> WHAT THE EXERCISE ASKS: Reproduce the listing below verbatim.

> RECORDS PROVIDED:

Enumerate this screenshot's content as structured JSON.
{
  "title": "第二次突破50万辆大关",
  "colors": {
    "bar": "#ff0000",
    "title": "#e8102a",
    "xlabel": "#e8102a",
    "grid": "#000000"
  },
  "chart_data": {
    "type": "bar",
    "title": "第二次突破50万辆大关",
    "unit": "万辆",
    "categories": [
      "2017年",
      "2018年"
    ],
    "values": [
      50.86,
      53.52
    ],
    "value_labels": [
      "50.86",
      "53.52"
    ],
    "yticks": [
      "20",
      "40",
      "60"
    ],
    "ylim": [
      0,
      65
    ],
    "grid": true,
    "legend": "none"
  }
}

> SOLUTION FOR THIS TASK:
Enumerate this screenshot's content as structured JSON.
{
  "title": "第二次突破50万辆大关",
  "colors": {
    "bar": "#ff0000",
    "title": "#e8102a",
    "xlabel": "#e8102a",
    "grid": "#000000"
  },
  "chart_data": {
    "type": "bar",
    "title": "第二次突破50万辆大关",
    "unit": "万辆",
    "categories": [
      "2017年",
      "2018年"
    ],
    "values": [
      50.86,
      53.52
    ],
    "value_labels": [
      "50.86",
      "53.52"
    ],
    "yticks": [
      "20",
      "40",
      "60"
    ],
    "ylim": [
      0,
      65
    ],
    "grid": true,
    "legend": "none"
  }
}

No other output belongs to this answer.